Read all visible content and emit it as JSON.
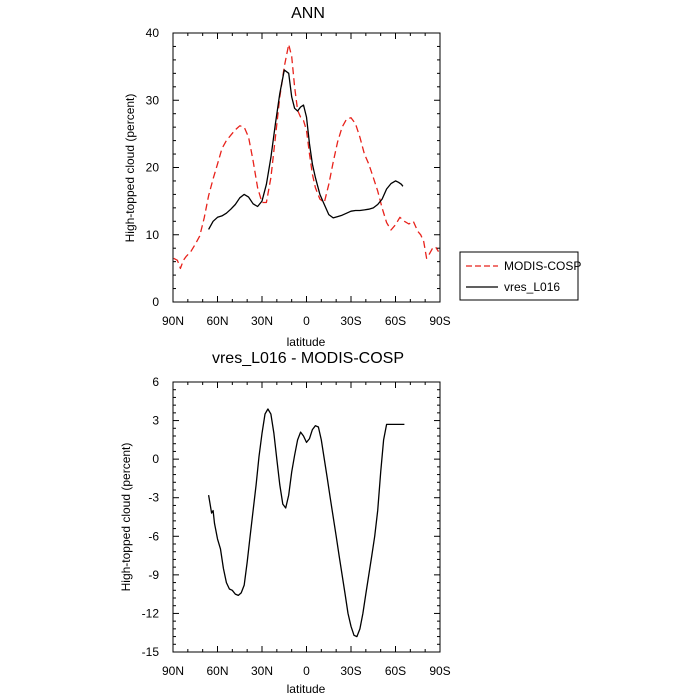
{
  "chart_data": [
    {
      "type": "line",
      "title": "ANN",
      "xlabel": "latitude",
      "ylabel": "High-topped cloud (percent)",
      "xlim": [
        90,
        -90
      ],
      "ylim": [
        0,
        40
      ],
      "x_ticks": [
        90,
        60,
        30,
        0,
        -30,
        -60,
        -90
      ],
      "x_tick_labels": [
        "90N",
        "60N",
        "30N",
        "0",
        "30S",
        "60S",
        "90S"
      ],
      "y_ticks": [
        0,
        10,
        20,
        30,
        40
      ],
      "y_tick_labels": [
        "0",
        "10",
        "20",
        "30",
        "40"
      ],
      "legend": {
        "placement": "right",
        "entries": [
          "MODIS-COSP",
          "vres_L016"
        ]
      },
      "series": [
        {
          "name": "MODIS-COSP",
          "color": "#e8221b",
          "dash": "dashed",
          "x": [
            89.5,
            87,
            85,
            83,
            81,
            78,
            75,
            72,
            69,
            66,
            63,
            60,
            57,
            54,
            51,
            48,
            45,
            42,
            39,
            36,
            33,
            30,
            27,
            24,
            21,
            18,
            15,
            12,
            10,
            8,
            6,
            4,
            2,
            0,
            -2,
            -4,
            -6,
            -9,
            -12,
            -15,
            -18,
            -21,
            -24,
            -27,
            -30,
            -33,
            -36,
            -39,
            -42,
            -45,
            -48,
            -51,
            -54,
            -57,
            -60,
            -63,
            -66,
            -69,
            -72,
            -75,
            -77,
            -79,
            -81,
            -83,
            -85,
            -87,
            -89
          ],
          "y": [
            6.5,
            6.2,
            5.0,
            6.2,
            6.8,
            7.5,
            8.6,
            9.8,
            12.5,
            15.8,
            18.3,
            20.5,
            22.8,
            24.0,
            24.8,
            25.6,
            26.2,
            26.0,
            24.5,
            21.0,
            17.0,
            14.8,
            14.8,
            18.5,
            24.5,
            30.5,
            35.0,
            38.3,
            36.5,
            32.0,
            28.5,
            27.5,
            27.0,
            25.5,
            22.0,
            19.0,
            17.0,
            15.3,
            14.8,
            17.5,
            20.8,
            23.8,
            26.0,
            27.2,
            27.4,
            26.5,
            24.5,
            22.0,
            20.5,
            18.5,
            16.5,
            14.0,
            11.8,
            10.7,
            11.5,
            12.6,
            12.0,
            11.6,
            12.0,
            10.5,
            10.0,
            9.0,
            6.5,
            7.2,
            8.0,
            8.2,
            7.5
          ]
        },
        {
          "name": "vres_L016",
          "color": "#000000",
          "dash": "solid",
          "x": [
            66,
            63,
            60,
            57,
            54,
            51,
            48,
            45,
            42,
            39,
            36,
            33,
            30,
            27,
            24,
            21,
            18,
            15,
            12,
            10,
            8,
            6,
            4,
            2,
            0,
            -2,
            -4,
            -6,
            -9,
            -12,
            -15,
            -18,
            -21,
            -24,
            -27,
            -30,
            -33,
            -36,
            -39,
            -42,
            -45,
            -48,
            -51,
            -54,
            -57,
            -60,
            -62,
            -64,
            -65
          ],
          "y": [
            10.8,
            12.0,
            12.6,
            12.8,
            13.2,
            13.8,
            14.5,
            15.5,
            16.0,
            15.6,
            14.6,
            14.2,
            15.0,
            17.5,
            21.5,
            26.5,
            31.0,
            34.5,
            34.0,
            30.5,
            28.8,
            28.4,
            29.0,
            29.3,
            27.5,
            23.5,
            20.5,
            18.5,
            16.0,
            14.5,
            13.0,
            12.5,
            12.7,
            12.9,
            13.2,
            13.5,
            13.6,
            13.6,
            13.7,
            13.8,
            14.0,
            14.5,
            15.3,
            16.8,
            17.6,
            18.0,
            17.8,
            17.5,
            17.2
          ]
        }
      ]
    },
    {
      "type": "line",
      "title": "vres_L016 - MODIS-COSP",
      "xlabel": "latitude",
      "ylabel": "High-topped cloud (percent)",
      "xlim": [
        90,
        -90
      ],
      "ylim": [
        -15,
        6
      ],
      "x_ticks": [
        90,
        60,
        30,
        0,
        -30,
        -60,
        -90
      ],
      "x_tick_labels": [
        "90N",
        "60N",
        "30N",
        "0",
        "30S",
        "60S",
        "90S"
      ],
      "y_ticks": [
        -15,
        -12,
        -9,
        -6,
        -3,
        0,
        3,
        6
      ],
      "y_tick_labels": [
        "-15",
        "-12",
        "-9",
        "-6",
        "-3",
        "0",
        "3",
        "6"
      ],
      "series": [
        {
          "name": "vres_L016 - MODIS-COSP",
          "color": "#000000",
          "dash": "solid",
          "x": [
            66,
            64,
            63,
            62,
            60,
            58,
            56,
            54,
            52,
            50,
            48,
            46,
            44,
            42,
            40,
            38,
            36,
            34,
            32,
            30,
            28,
            26,
            24,
            22,
            20,
            18,
            16,
            14,
            12,
            10,
            8,
            6,
            4,
            2,
            0,
            -2,
            -4,
            -6,
            -8,
            -10,
            -12,
            -14,
            -16,
            -18,
            -20,
            -22,
            -24,
            -26,
            -28,
            -30,
            -32,
            -34,
            -36,
            -38,
            -40,
            -42,
            -44,
            -46,
            -48,
            -50,
            -52,
            -54,
            -56,
            -58,
            -60,
            -62,
            -64,
            -66
          ],
          "y": [
            -2.8,
            -4.2,
            -4.0,
            -5.0,
            -6.2,
            -7.0,
            -8.5,
            -9.6,
            -10.1,
            -10.2,
            -10.5,
            -10.6,
            -10.4,
            -9.8,
            -8.0,
            -6.0,
            -4.0,
            -2.0,
            0.2,
            2.0,
            3.5,
            3.9,
            3.5,
            2.0,
            0.0,
            -2.0,
            -3.5,
            -3.8,
            -2.8,
            -1.0,
            0.3,
            1.5,
            2.1,
            1.8,
            1.3,
            1.6,
            2.3,
            2.6,
            2.5,
            1.5,
            0.0,
            -1.5,
            -3.0,
            -4.5,
            -6.0,
            -7.5,
            -9.0,
            -10.5,
            -12.0,
            -13.0,
            -13.7,
            -13.8,
            -13.2,
            -12.0,
            -10.5,
            -9.0,
            -7.5,
            -6.0,
            -4.0,
            -1.0,
            1.5,
            2.7,
            2.7,
            2.7,
            2.7,
            2.7,
            2.7,
            2.7
          ]
        }
      ]
    }
  ]
}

#### Your instructions
Scan the records for the string "MODIS". Copy each line in which it appears.

#### Answer to this exercise
          "MODIS-COSP",
          "name": "MODIS-COSP",
      "title": "vres_L016 - MODIS-COSP",
          "name": "vres_L016 - MODIS-COSP",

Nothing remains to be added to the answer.